### THE INPUT
============================================================

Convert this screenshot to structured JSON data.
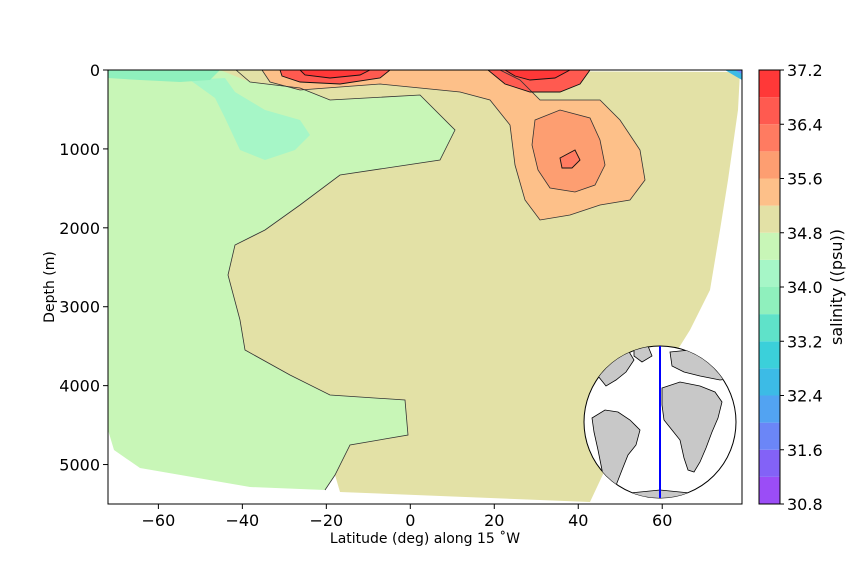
{
  "chart_data": {
    "type": "heatmap",
    "title": "",
    "xlabel": "Latitude (deg) along 15 $^\\circ$W",
    "xlabel_display": "Latitude (deg) along 15 ˚W",
    "ylabel": "Depth (m)",
    "xlim": [
      -72,
      79
    ],
    "ylim": [
      5500,
      0
    ],
    "y_inverted": true,
    "x_ticks": [
      -60,
      -40,
      -20,
      0,
      20,
      40,
      60
    ],
    "x_tick_labels": [
      "−60",
      "−40",
      "−20",
      "0",
      "20",
      "40",
      "60"
    ],
    "y_ticks": [
      0,
      1000,
      2000,
      3000,
      4000,
      5000
    ],
    "y_tick_labels": [
      "0",
      "1000",
      "2000",
      "3000",
      "4000",
      "5000"
    ],
    "colorbar": {
      "label": "salinity ((psu))",
      "levels": [
        30.8,
        31.2,
        31.6,
        32.0,
        32.4,
        32.8,
        33.2,
        33.6,
        34.0,
        34.4,
        34.8,
        35.2,
        35.6,
        36.0,
        36.4,
        36.8,
        37.2
      ],
      "tick_values": [
        30.8,
        31.6,
        32.4,
        33.2,
        34.0,
        34.8,
        35.6,
        36.4,
        37.2
      ],
      "tick_labels": [
        "30.8",
        "31.6",
        "32.4",
        "33.2",
        "34.0",
        "34.8",
        "35.6",
        "36.4",
        "37.2"
      ],
      "colors": [
        "#9b4df6",
        "#8362f7",
        "#6b86f7",
        "#52a3f2",
        "#3cbbe6",
        "#3bd0da",
        "#5fe2c9",
        "#8ff0bd",
        "#a6f6c7",
        "#c8f6b7",
        "#e3e1a6",
        "#fdc089",
        "#fd9e71",
        "#ff7b61",
        "#ff5a50",
        "#ff3838"
      ],
      "colormap": "rainbow"
    },
    "regions": [
      {
        "salinity_range": [
          34.4,
          34.8
        ],
        "description": "background water mass south of 0 and bottom water"
      },
      {
        "salinity_range": [
          34.8,
          35.2
        ],
        "description": "deep water north of the equator"
      },
      {
        "salinity_range": [
          34.0,
          34.4
        ],
        "description": "intermediate water near 30-50 S, 400-1200 m"
      },
      {
        "salinity_range": [
          35.2,
          35.6
        ],
        "description": "upper ocean 0-700 m and Mediterranean outflow tongue 20-50 N"
      },
      {
        "salinity_range": [
          35.6,
          36.4
        ],
        "description": "Mediterranean outflow core near 35 N, 1000-1400 m"
      },
      {
        "salinity_range": [
          36.4,
          37.2
        ],
        "description": "subtropical surface maxima near 25 S and 25 N"
      }
    ],
    "inset_map": {
      "description": "orthographic globe showing section line",
      "section_line_color": "#0000ff"
    }
  }
}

============================================================

### STATED PROBLEM
For the entries above, count the lines that contain the string "along", and state that number without further comment.

### FINISHED EXERCISE
2